## Begin
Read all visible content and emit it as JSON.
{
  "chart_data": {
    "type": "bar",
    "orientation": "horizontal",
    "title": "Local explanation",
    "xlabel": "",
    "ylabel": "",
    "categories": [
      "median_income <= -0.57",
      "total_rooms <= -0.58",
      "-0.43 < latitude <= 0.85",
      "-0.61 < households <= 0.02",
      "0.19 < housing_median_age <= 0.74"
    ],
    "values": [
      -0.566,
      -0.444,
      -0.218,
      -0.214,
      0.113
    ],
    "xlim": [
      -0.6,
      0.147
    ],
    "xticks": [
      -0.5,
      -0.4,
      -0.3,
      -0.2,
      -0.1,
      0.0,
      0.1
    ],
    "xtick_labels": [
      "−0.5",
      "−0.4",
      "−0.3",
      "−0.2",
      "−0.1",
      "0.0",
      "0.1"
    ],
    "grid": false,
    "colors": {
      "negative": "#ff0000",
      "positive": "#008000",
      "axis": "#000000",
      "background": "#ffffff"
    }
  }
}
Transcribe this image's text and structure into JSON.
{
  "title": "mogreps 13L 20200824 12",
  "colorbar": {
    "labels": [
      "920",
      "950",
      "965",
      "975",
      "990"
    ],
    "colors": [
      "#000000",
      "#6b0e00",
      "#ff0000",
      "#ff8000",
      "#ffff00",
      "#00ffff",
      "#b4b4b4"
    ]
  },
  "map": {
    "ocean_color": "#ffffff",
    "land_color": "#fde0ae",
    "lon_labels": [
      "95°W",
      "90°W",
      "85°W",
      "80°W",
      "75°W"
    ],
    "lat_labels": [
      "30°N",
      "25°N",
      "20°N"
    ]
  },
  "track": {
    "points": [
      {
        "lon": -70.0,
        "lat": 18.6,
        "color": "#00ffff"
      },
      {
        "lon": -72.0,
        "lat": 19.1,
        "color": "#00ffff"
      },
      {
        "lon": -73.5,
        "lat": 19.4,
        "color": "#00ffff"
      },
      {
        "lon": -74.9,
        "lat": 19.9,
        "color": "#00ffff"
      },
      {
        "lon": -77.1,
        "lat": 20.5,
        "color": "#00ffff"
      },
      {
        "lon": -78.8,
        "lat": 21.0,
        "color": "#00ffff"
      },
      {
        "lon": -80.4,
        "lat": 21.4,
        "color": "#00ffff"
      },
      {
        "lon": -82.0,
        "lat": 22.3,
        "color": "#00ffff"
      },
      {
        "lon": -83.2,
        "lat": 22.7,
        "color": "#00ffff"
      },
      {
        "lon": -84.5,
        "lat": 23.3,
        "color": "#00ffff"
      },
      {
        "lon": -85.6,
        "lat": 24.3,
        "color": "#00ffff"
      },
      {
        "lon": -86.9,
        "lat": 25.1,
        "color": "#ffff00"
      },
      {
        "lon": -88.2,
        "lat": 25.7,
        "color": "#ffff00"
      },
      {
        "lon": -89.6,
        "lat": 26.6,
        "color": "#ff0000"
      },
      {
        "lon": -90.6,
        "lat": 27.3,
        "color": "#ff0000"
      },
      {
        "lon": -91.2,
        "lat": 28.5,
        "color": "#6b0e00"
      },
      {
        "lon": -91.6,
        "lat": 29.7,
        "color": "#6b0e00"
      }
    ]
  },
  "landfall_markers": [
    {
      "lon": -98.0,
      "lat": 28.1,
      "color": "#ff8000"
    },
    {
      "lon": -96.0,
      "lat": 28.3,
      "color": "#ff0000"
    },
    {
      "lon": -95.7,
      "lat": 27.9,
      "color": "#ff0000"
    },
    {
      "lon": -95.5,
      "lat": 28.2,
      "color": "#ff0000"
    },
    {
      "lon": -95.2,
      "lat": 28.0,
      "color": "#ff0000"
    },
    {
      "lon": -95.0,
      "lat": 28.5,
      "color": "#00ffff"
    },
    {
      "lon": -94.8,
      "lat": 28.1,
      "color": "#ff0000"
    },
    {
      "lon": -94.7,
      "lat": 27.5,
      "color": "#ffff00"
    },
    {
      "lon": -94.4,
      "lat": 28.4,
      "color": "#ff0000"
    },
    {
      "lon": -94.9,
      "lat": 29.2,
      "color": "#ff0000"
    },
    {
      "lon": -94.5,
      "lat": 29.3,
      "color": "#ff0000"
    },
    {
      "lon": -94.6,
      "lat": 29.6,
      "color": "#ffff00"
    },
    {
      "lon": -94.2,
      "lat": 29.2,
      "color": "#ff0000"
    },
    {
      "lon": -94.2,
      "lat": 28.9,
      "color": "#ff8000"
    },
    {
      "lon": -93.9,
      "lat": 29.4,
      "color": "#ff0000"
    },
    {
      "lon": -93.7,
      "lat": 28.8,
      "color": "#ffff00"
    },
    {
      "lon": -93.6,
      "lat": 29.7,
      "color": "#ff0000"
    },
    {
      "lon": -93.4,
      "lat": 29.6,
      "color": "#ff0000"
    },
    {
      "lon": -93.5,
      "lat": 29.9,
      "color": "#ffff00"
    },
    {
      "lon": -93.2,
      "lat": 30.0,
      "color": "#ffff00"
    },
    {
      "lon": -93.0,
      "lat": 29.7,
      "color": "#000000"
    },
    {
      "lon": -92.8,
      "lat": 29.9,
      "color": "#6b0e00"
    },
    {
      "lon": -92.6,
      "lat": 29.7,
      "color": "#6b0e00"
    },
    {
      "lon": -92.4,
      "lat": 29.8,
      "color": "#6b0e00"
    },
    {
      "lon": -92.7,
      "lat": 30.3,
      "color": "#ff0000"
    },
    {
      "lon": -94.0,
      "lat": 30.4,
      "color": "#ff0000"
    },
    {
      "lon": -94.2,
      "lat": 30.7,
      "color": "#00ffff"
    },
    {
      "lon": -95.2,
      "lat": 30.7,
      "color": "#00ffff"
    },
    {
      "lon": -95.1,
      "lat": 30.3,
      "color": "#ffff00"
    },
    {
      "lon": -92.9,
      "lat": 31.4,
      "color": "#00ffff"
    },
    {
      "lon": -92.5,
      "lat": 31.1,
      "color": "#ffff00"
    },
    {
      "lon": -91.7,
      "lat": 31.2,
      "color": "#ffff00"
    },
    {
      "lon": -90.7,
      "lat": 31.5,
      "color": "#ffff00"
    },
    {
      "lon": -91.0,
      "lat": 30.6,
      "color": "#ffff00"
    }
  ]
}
## End
_What this task involves_
Quote every record above exactly.

_Exercise answer_
Read all visible content and emit it as JSON.
{
  "chart_data": {
    "type": "bar",
    "orientation": "horizontal",
    "title": "Local explanation",
    "xlabel": "",
    "ylabel": "",
    "categories": [
      "median_income <= -0.57",
      "total_rooms <= -0.58",
      "-0.43 < latitude <= 0.85",
      "-0.61 < households <= 0.02",
      "0.19 < housing_median_age <= 0.74"
    ],
    "values": [
      -0.566,
      -0.444,
      -0.218,
      -0.214,
      0.113
    ],
    "xlim": [
      -0.6,
      0.147
    ],
    "xticks": [
      -0.5,
      -0.4,
      -0.3,
      -0.2,
      -0.1,
      0.0,
      0.1
    ],
    "xtick_labels": [
      "−0.5",
      "−0.4",
      "−0.3",
      "−0.2",
      "−0.1",
      "0.0",
      "0.1"
    ],
    "grid": false,
    "colors": {
      "negative": "#ff0000",
      "positive": "#008000",
      "axis": "#000000",
      "background": "#ffffff"
    }
  }
}
Transcribe this image's text and structure into JSON.
{
  "title": "mogreps 13L 20200824 12",
  "colorbar": {
    "labels": [
      "920",
      "950",
      "965",
      "975",
      "990"
    ],
    "colors": [
      "#000000",
      "#6b0e00",
      "#ff0000",
      "#ff8000",
      "#ffff00",
      "#00ffff",
      "#b4b4b4"
    ]
  },
  "map": {
    "ocean_color": "#ffffff",
    "land_color": "#fde0ae",
    "lon_labels": [
      "95°W",
      "90°W",
      "85°W",
      "80°W",
      "75°W"
    ],
    "lat_labels": [
      "30°N",
      "25°N",
      "20°N"
    ]
  },
  "track": {
    "points": [
      {
        "lon": -70.0,
        "lat": 18.6,
        "color": "#00ffff"
      },
      {
        "lon": -72.0,
        "lat": 19.1,
        "color": "#00ffff"
      },
      {
        "lon": -73.5,
        "lat": 19.4,
        "color": "#00ffff"
      },
      {
        "lon": -74.9,
        "lat": 19.9,
        "color": "#00ffff"
      },
      {
        "lon": -77.1,
        "lat": 20.5,
        "color": "#00ffff"
      },
      {
        "lon": -78.8,
        "lat": 21.0,
        "color": "#00ffff"
      },
      {
        "lon": -80.4,
        "lat": 21.4,
        "color": "#00ffff"
      },
      {
        "lon": -82.0,
        "lat": 22.3,
        "color": "#00ffff"
      },
      {
        "lon": -83.2,
        "lat": 22.7,
        "color": "#00ffff"
      },
      {
        "lon": -84.5,
        "lat": 23.3,
        "color": "#00ffff"
      },
      {
        "lon": -85.6,
        "lat": 24.3,
        "color": "#00ffff"
      },
      {
        "lon": -86.9,
        "lat": 25.1,
        "color": "#ffff00"
      },
      {
        "lon": -88.2,
        "lat": 25.7,
        "color": "#ffff00"
      },
      {
        "lon": -89.6,
        "lat": 26.6,
        "color": "#ff0000"
      },
      {
        "lon": -90.6,
        "lat": 27.3,
        "color": "#ff0000"
      },
      {
        "lon": -91.2,
        "lat": 28.5,
        "color": "#6b0e00"
      },
      {
        "lon": -91.6,
        "lat": 29.7,
        "color": "#6b0e00"
      }
    ]
  },
  "landfall_markers": [
    {
      "lon": -98.0,
      "lat": 28.1,
      "color": "#ff8000"
    },
    {
      "lon": -96.0,
      "lat": 28.3,
      "color": "#ff0000"
    },
    {
      "lon": -95.7,
      "lat": 27.9,
      "color": "#ff0000"
    },
    {
      "lon": -95.5,
      "lat": 28.2,
      "color": "#ff0000"
    },
    {
      "lon": -95.2,
      "lat": 28.0,
      "color": "#ff0000"
    },
    {
      "lon": -95.0,
      "lat": 28.5,
      "color": "#00ffff"
    },
    {
      "lon": -94.8,
      "lat": 28.1,
      "color": "#ff0000"
    },
    {
      "lon": -94.7,
      "lat": 27.5,
      "color": "#ffff00"
    },
    {
      "lon": -94.4,
      "lat": 28.4,
      "color": "#ff0000"
    },
    {
      "lon": -94.9,
      "lat": 29.2,
      "color": "#ff0000"
    },
    {
      "lon": -94.5,
      "lat": 29.3,
      "color": "#ff0000"
    },
    {
      "lon": -94.6,
      "lat": 29.6,
      "color": "#ffff00"
    },
    {
      "lon": -94.2,
      "lat": 29.2,
      "color": "#ff0000"
    },
    {
      "lon": -94.2,
      "lat": 28.9,
      "color": "#ff8000"
    },
    {
      "lon": -93.9,
      "lat": 29.4,
      "color": "#ff0000"
    },
    {
      "lon": -93.7,
      "lat": 28.8,
      "color": "#ffff00"
    },
    {
      "lon": -93.6,
      "lat": 29.7,
      "color": "#ff0000"
    },
    {
      "lon": -93.4,
      "lat": 29.6,
      "color": "#ff0000"
    },
    {
      "lon": -93.5,
      "lat": 29.9,
      "color": "#ffff00"
    },
    {
      "lon": -93.2,
      "lat": 30.0,
      "color": "#ffff00"
    },
    {
      "lon": -93.0,
      "lat": 29.7,
      "color": "#000000"
    },
    {
      "lon": -92.8,
      "lat": 29.9,
      "color": "#6b0e00"
    },
    {
      "lon": -92.6,
      "lat": 29.7,
      "color": "#6b0e00"
    },
    {
      "lon": -92.4,
      "lat": 29.8,
      "color": "#6b0e00"
    },
    {
      "lon": -92.7,
      "lat": 30.3,
      "color": "#ff0000"
    },
    {
      "lon": -94.0,
      "lat": 30.4,
      "color": "#ff0000"
    },
    {
      "lon": -94.2,
      "lat": 30.7,
      "color": "#00ffff"
    },
    {
      "lon": -95.2,
      "lat": 30.7,
      "color": "#00ffff"
    },
    {
      "lon": -95.1,
      "lat": 30.3,
      "color": "#ffff00"
    },
    {
      "lon": -92.9,
      "lat": 31.4,
      "color": "#00ffff"
    },
    {
      "lon": -92.5,
      "lat": 31.1,
      "color": "#ffff00"
    },
    {
      "lon": -91.7,
      "lat": 31.2,
      "color": "#ffff00"
    },
    {
      "lon": -90.7,
      "lat": 31.5,
      "color": "#ffff00"
    },
    {
      "lon": -91.0,
      "lat": 30.6,
      "color": "#ffff00"
    }
  ]
}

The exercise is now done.